(Listings of elements and their boxes)
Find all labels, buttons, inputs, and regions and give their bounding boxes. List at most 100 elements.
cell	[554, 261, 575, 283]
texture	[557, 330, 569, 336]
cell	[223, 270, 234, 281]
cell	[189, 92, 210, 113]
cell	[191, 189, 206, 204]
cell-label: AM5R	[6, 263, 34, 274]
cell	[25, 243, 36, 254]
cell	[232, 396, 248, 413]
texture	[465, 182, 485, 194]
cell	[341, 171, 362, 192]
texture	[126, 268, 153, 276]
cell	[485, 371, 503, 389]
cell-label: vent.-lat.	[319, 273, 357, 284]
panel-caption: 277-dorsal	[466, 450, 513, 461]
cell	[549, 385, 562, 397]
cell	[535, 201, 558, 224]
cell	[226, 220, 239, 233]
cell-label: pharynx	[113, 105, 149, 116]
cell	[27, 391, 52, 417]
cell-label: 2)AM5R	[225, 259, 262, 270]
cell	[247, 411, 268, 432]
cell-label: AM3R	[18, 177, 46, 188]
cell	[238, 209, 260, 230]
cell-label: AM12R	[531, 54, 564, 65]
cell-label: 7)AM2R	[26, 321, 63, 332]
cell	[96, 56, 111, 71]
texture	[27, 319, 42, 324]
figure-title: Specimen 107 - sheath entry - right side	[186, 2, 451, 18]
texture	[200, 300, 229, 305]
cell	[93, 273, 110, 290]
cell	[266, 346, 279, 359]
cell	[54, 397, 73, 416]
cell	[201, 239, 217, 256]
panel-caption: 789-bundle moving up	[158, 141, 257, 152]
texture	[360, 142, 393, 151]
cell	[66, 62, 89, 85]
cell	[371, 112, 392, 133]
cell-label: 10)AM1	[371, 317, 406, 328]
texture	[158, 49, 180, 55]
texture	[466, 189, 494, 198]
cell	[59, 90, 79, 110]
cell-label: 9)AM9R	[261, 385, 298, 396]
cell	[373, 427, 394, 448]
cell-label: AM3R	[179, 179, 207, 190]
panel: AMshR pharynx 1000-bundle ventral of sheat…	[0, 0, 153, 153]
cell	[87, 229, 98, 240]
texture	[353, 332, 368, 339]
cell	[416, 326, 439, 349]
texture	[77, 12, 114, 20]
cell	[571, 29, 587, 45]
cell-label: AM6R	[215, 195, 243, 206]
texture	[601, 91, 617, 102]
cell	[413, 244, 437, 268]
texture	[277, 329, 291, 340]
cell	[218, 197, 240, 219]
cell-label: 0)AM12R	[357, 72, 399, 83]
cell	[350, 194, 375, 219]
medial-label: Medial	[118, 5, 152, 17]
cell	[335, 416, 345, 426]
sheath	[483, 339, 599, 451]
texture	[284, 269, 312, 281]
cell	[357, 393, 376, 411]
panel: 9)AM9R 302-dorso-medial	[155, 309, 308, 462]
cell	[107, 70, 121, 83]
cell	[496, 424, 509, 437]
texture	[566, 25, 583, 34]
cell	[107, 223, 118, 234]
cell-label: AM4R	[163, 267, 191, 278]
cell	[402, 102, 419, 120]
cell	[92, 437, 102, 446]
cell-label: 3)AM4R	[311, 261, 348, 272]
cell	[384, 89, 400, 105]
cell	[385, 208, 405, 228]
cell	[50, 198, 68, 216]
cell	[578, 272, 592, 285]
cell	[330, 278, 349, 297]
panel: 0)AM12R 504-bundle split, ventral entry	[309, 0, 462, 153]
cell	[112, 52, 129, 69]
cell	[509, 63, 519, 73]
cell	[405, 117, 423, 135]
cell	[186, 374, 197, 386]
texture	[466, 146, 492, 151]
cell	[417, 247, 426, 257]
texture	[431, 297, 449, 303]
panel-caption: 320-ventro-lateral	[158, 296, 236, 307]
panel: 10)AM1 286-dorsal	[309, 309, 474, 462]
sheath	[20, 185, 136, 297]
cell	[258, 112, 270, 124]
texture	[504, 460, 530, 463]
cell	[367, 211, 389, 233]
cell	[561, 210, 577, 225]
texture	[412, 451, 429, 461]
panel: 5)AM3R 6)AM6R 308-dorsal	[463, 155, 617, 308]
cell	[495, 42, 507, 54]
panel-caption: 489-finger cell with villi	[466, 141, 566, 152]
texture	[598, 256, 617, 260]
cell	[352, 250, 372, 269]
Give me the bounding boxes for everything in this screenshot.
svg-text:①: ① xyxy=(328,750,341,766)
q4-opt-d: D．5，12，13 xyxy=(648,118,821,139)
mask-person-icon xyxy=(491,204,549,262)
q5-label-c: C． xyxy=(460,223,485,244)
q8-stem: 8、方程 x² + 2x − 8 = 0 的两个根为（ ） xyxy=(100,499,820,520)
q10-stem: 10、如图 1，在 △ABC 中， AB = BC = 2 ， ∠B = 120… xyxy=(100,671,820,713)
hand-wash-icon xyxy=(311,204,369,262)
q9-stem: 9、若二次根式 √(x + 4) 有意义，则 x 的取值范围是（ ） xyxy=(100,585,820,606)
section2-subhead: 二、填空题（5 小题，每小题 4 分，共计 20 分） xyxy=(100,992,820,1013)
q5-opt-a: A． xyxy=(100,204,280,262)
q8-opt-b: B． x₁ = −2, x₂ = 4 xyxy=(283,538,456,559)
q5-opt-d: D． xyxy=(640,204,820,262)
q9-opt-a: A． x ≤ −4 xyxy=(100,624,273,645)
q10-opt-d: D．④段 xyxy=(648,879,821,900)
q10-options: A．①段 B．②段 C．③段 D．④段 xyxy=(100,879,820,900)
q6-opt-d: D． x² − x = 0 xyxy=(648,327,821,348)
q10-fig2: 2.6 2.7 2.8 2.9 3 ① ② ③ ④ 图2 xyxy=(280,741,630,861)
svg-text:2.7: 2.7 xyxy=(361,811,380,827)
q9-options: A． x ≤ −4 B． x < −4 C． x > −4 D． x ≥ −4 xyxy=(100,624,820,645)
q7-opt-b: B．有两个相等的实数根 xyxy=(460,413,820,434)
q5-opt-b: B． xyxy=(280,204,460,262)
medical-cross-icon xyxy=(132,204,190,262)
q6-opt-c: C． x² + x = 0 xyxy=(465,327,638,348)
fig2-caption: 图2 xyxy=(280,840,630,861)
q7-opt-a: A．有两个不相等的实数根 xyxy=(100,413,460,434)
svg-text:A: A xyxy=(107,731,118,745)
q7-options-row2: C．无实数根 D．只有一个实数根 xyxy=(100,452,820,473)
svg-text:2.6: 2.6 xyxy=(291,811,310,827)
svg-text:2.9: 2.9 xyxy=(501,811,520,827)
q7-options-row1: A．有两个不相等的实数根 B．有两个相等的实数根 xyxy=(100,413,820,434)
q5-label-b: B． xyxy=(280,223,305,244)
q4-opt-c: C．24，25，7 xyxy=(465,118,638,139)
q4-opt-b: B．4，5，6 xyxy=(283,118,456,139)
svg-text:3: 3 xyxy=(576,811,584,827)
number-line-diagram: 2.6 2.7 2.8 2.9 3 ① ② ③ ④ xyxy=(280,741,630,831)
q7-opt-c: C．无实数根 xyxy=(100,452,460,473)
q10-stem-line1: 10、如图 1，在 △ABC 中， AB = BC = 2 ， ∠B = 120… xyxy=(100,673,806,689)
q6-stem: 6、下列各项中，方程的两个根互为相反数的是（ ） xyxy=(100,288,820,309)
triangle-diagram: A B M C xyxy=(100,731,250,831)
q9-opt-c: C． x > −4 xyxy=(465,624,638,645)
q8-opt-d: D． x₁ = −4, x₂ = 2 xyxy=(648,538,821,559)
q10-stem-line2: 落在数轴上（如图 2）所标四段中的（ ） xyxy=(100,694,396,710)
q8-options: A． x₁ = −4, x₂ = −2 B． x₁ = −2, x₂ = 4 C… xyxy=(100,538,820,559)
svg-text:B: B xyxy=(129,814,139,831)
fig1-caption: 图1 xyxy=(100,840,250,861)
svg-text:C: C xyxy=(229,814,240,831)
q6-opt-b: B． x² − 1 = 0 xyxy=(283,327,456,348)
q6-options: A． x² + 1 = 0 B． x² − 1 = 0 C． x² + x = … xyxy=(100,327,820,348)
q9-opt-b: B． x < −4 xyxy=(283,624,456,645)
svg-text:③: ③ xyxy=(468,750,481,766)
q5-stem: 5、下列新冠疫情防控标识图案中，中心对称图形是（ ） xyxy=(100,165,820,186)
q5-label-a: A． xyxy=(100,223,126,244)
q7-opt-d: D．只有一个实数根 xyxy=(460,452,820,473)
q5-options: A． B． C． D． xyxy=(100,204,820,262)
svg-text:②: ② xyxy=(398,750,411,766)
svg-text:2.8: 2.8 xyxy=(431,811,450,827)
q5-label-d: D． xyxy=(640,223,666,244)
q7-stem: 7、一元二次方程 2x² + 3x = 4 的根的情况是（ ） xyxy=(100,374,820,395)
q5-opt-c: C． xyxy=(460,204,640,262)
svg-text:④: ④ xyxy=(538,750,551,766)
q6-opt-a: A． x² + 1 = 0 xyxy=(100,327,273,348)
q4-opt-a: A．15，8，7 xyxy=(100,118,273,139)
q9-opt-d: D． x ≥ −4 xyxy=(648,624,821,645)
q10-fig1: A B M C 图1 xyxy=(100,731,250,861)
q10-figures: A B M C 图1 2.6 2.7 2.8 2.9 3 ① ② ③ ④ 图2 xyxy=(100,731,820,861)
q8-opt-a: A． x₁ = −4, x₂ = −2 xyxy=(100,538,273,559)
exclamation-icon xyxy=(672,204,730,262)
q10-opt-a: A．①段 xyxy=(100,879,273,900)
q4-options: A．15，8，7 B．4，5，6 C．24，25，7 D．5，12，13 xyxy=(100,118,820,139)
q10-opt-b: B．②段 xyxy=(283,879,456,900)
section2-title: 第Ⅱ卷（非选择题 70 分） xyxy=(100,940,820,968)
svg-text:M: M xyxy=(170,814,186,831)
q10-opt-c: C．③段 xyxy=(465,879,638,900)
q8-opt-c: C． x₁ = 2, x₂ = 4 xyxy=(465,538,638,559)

▸ **Objective**:
Show every line above that contains the string "无实数根". Case counts.

▸ **Task answer**:
q7-options-row2: C．无实数根 D．只有一个实数根 xyxy=(100,452,820,473)
q7-opt-c: C．无实数根 xyxy=(100,452,460,473)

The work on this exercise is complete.